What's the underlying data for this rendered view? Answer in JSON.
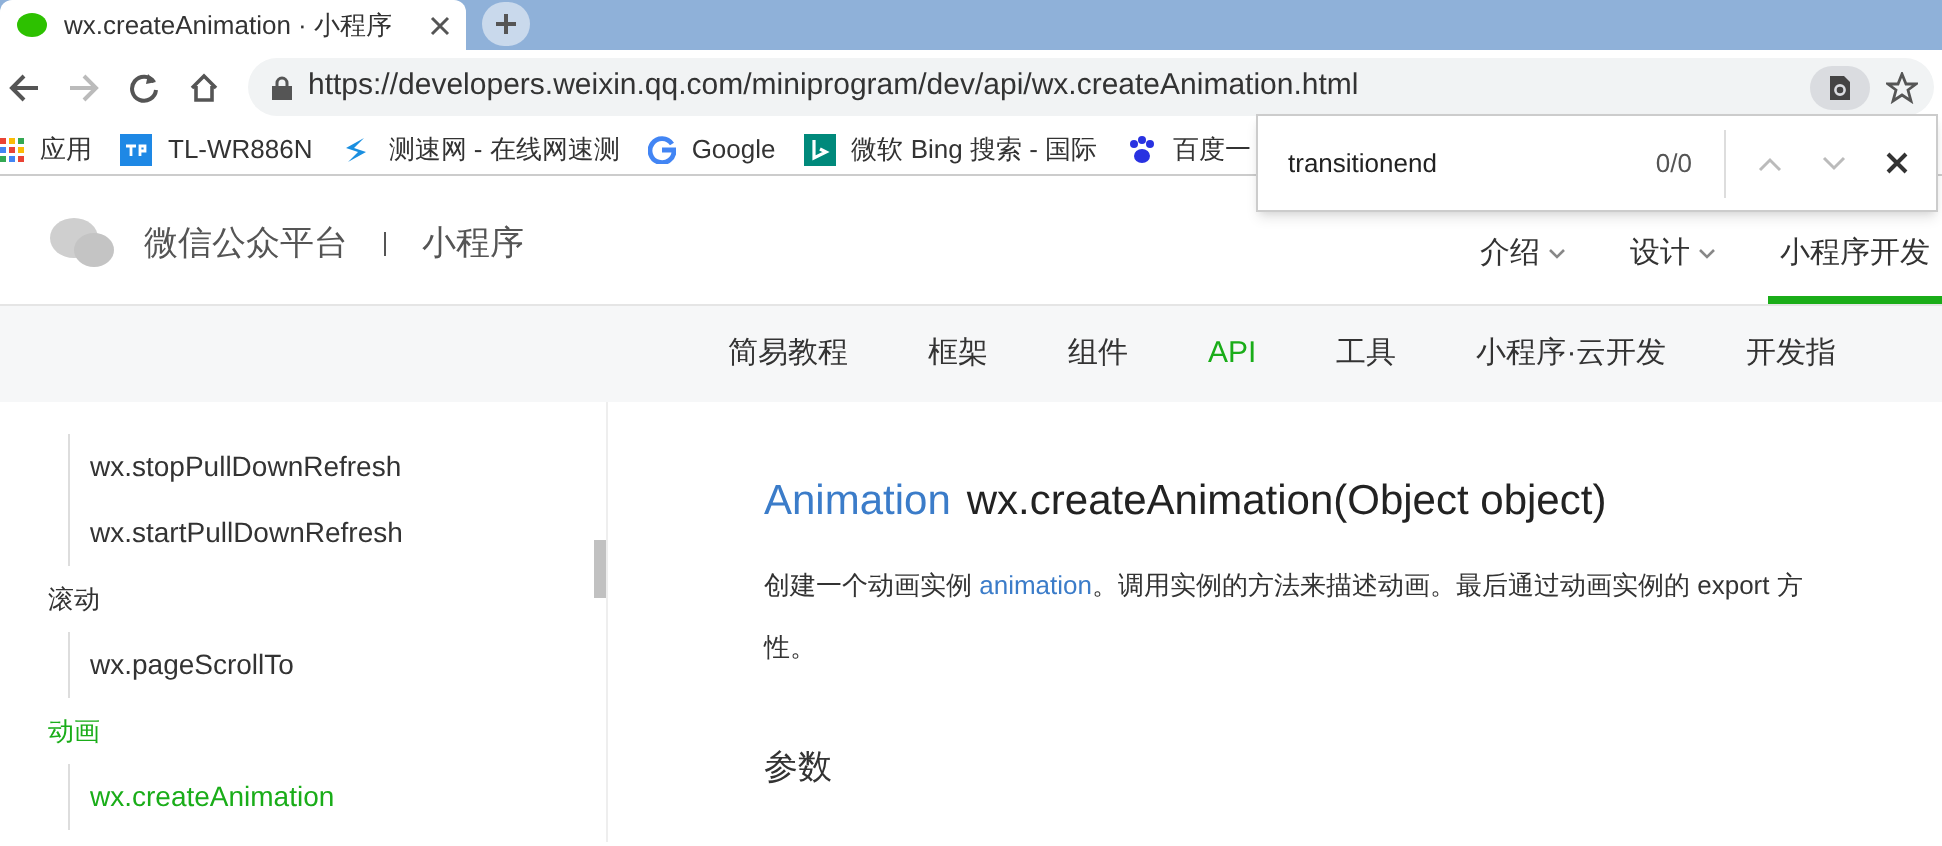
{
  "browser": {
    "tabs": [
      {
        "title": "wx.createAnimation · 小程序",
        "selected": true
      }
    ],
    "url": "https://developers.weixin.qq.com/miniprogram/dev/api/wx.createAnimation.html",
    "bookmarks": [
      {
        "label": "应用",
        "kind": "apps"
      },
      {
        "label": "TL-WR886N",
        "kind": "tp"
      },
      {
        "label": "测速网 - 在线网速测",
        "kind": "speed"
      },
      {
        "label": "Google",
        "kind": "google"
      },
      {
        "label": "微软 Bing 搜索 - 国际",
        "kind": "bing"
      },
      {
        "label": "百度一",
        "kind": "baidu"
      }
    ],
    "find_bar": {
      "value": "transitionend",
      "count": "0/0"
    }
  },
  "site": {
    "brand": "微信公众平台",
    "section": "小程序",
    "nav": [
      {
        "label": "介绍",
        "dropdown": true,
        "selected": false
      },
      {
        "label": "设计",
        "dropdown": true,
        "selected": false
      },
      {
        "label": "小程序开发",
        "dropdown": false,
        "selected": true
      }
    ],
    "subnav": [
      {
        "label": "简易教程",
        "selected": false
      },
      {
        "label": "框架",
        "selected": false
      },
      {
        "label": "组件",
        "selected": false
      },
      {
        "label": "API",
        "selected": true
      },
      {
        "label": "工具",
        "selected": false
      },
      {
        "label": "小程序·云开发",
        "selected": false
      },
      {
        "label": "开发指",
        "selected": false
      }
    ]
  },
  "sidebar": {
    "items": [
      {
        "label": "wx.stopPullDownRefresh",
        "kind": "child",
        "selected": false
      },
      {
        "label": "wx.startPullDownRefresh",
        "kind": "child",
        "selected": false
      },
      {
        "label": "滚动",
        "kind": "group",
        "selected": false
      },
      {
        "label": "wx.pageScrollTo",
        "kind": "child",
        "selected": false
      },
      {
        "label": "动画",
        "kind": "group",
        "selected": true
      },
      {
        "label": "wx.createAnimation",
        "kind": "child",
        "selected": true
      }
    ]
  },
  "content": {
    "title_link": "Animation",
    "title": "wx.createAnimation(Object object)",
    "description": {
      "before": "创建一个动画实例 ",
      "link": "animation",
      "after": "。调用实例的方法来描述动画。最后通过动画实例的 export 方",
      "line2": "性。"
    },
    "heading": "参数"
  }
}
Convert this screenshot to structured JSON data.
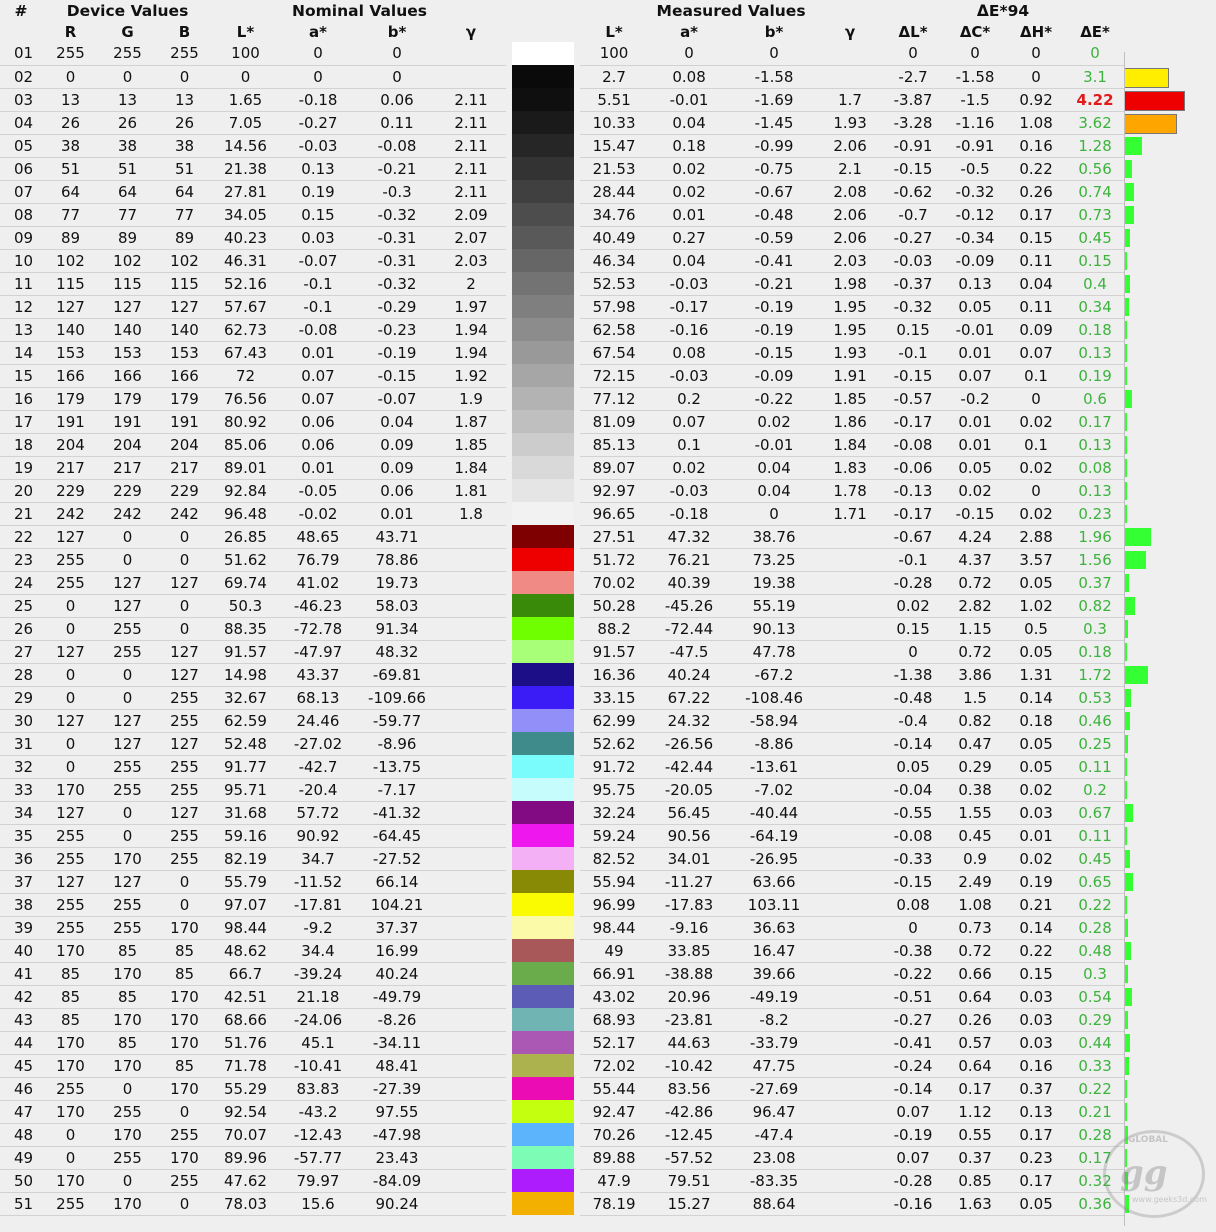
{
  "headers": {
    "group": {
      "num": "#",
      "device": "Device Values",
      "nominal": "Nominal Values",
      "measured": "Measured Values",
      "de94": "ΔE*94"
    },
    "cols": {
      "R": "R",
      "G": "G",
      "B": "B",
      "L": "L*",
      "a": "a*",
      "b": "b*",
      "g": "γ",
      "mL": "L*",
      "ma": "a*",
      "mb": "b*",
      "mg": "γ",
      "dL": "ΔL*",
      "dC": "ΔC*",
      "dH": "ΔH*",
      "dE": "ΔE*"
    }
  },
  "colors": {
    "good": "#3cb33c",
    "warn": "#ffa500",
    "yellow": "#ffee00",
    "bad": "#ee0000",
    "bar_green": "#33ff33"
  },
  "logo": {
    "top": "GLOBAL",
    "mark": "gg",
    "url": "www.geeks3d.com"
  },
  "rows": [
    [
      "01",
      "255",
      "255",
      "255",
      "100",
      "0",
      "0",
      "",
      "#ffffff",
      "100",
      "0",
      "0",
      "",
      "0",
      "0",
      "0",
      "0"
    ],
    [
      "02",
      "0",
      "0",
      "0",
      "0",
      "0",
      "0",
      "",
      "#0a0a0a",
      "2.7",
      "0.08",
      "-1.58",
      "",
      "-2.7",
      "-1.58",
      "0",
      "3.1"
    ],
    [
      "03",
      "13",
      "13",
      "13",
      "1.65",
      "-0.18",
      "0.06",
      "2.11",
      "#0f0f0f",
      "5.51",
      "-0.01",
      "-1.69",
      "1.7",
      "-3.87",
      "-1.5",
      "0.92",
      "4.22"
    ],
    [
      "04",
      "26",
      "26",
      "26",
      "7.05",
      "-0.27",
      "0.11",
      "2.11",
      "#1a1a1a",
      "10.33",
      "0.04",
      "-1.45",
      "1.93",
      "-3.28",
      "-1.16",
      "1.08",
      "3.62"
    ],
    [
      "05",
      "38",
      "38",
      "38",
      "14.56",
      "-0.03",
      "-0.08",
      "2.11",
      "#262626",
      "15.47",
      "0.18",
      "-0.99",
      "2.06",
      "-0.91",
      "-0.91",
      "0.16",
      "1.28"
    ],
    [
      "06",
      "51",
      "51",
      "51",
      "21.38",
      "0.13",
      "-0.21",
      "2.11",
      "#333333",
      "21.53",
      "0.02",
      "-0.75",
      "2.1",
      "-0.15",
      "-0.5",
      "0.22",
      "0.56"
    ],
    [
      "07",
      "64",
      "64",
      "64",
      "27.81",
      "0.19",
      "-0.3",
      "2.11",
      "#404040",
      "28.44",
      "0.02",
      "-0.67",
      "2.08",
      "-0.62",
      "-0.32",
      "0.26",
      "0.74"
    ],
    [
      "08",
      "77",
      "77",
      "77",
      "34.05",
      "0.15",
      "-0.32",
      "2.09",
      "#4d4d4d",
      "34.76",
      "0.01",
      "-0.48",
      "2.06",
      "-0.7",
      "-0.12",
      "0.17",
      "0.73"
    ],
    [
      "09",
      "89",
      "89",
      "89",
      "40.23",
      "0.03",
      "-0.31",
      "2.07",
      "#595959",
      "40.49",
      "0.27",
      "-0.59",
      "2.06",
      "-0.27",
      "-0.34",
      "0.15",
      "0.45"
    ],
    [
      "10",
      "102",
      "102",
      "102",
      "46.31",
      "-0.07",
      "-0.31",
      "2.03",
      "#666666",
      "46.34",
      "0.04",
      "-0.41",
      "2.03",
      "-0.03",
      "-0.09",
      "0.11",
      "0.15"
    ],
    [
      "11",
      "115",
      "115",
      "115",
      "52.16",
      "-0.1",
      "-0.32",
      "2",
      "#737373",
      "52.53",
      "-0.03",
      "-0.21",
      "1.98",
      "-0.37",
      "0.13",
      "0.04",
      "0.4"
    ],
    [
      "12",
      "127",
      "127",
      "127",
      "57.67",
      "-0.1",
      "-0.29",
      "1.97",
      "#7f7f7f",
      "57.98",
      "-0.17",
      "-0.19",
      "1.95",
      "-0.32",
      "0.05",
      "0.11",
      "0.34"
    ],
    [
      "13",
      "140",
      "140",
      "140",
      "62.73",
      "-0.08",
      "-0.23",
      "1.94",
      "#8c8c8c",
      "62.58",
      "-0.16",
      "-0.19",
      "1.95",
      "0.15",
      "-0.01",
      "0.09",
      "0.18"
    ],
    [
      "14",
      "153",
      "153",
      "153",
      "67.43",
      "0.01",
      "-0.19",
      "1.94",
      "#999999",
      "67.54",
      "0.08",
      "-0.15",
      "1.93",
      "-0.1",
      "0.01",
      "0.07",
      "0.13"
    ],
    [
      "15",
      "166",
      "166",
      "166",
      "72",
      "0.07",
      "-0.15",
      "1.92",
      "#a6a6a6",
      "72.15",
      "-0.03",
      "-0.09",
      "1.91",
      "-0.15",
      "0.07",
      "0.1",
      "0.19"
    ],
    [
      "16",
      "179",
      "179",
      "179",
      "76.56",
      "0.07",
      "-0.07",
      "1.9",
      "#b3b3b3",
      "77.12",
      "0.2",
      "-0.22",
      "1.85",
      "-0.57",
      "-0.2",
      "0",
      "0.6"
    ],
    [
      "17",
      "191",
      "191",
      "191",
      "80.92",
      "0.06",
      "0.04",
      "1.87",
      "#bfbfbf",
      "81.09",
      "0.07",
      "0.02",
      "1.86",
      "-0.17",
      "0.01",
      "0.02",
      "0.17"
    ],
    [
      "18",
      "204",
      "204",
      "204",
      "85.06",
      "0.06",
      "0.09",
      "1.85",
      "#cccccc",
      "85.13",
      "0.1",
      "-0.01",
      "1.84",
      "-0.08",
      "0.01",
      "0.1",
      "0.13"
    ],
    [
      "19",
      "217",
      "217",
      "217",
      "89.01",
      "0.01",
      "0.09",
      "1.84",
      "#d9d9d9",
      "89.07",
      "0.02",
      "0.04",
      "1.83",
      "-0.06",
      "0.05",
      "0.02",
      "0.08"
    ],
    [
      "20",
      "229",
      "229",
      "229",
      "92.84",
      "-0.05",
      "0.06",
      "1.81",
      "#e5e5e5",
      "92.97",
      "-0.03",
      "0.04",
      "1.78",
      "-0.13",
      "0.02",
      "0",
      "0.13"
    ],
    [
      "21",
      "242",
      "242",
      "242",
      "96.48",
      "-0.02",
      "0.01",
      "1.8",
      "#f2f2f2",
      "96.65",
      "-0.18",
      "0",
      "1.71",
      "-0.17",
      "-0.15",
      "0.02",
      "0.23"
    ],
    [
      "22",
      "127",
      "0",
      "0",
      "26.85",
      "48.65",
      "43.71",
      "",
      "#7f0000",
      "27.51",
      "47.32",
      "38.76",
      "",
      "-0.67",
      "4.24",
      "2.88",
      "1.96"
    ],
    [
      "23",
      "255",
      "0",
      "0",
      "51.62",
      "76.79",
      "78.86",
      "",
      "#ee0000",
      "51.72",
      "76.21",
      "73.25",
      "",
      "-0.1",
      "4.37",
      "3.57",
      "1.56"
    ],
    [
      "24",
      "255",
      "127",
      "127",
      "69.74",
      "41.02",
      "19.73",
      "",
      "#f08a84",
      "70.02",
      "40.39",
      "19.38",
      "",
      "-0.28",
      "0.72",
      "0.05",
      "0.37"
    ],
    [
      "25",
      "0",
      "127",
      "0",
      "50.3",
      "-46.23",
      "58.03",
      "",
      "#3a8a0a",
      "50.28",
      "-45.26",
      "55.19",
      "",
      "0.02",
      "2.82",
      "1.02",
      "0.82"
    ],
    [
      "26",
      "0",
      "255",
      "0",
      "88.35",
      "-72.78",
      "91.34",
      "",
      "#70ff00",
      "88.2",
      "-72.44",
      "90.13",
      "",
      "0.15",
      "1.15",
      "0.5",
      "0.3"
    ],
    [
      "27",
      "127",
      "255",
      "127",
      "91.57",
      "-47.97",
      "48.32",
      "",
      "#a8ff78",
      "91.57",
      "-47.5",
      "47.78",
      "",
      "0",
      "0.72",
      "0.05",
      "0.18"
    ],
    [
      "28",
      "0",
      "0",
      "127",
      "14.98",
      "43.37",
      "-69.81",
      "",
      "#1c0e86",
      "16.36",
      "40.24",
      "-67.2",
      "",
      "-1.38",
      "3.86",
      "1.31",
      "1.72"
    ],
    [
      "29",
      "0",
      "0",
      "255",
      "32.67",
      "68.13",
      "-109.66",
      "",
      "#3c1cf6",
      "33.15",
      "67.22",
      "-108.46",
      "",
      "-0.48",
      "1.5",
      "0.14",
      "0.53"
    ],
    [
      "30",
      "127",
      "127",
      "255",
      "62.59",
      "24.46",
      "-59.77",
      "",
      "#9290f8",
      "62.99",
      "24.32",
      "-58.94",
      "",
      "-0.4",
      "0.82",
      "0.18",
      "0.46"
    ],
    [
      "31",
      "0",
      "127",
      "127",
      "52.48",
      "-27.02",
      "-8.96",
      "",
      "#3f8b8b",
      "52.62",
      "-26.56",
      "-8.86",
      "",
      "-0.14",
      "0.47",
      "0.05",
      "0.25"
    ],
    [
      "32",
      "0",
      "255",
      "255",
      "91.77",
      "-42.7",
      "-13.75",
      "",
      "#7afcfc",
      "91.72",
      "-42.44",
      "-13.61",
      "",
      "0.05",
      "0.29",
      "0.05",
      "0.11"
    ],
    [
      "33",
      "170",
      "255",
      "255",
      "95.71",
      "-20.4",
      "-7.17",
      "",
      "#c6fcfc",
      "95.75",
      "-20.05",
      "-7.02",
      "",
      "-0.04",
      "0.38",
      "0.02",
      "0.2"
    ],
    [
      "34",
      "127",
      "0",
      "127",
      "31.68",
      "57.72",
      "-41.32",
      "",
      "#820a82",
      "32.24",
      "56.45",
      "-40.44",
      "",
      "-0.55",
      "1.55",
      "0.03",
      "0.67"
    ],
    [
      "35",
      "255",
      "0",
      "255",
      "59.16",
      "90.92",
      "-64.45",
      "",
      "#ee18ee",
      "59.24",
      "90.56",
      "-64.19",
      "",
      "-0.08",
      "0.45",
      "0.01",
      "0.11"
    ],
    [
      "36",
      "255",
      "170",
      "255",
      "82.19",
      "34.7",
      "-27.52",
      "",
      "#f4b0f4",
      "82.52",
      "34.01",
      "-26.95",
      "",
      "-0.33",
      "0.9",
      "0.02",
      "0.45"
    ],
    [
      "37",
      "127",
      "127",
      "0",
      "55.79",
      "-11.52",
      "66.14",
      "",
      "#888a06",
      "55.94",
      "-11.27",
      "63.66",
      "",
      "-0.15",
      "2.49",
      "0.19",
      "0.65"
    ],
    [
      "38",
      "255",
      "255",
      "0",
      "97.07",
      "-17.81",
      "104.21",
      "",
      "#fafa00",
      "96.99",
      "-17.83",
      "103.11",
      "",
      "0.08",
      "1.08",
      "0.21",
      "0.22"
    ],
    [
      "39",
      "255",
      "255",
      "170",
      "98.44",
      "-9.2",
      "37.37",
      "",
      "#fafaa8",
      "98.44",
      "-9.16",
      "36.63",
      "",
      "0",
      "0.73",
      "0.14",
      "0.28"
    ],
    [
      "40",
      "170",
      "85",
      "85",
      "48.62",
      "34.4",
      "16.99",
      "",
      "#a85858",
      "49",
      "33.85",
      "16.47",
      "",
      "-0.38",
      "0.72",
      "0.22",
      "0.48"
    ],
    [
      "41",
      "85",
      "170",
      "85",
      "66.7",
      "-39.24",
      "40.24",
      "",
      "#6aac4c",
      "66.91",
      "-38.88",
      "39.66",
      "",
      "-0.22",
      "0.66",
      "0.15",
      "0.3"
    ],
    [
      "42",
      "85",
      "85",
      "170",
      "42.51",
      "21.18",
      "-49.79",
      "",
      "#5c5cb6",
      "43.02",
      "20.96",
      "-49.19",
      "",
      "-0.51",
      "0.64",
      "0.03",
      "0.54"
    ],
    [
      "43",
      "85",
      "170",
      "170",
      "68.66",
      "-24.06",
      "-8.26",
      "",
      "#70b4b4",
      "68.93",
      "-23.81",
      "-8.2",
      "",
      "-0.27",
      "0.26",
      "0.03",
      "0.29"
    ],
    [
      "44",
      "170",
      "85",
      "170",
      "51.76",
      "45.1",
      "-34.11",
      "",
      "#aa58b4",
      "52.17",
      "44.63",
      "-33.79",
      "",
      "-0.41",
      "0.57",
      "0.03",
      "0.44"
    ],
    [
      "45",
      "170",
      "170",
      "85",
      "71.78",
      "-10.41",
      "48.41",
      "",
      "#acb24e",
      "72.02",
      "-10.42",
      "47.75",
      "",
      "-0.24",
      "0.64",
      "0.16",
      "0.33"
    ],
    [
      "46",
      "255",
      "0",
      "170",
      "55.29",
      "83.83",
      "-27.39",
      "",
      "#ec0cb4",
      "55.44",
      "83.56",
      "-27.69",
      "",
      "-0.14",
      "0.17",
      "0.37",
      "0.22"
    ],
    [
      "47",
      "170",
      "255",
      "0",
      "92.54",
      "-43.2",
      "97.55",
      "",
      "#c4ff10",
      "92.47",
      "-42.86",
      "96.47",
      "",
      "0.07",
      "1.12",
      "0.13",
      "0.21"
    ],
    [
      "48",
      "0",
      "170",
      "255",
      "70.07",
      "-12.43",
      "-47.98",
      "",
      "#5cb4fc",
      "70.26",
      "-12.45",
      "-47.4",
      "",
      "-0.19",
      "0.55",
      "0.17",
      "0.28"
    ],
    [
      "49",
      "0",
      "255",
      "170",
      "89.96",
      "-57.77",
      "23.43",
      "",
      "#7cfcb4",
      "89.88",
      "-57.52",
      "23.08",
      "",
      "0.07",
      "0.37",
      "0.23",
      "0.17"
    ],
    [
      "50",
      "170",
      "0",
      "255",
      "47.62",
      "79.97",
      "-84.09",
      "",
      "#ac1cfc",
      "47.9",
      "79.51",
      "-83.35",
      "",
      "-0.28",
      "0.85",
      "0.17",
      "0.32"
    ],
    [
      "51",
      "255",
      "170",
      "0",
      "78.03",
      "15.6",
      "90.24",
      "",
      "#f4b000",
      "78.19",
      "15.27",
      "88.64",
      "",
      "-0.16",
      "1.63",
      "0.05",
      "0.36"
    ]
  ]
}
□ □ □ □ □
■ **Exercise prompt**:
Find the lines above holding the word "Values" and show them.

■ **The solution**:
      "device": "Device Values",
      "nominal": "Nominal Values",
      "measured": "Measured Values",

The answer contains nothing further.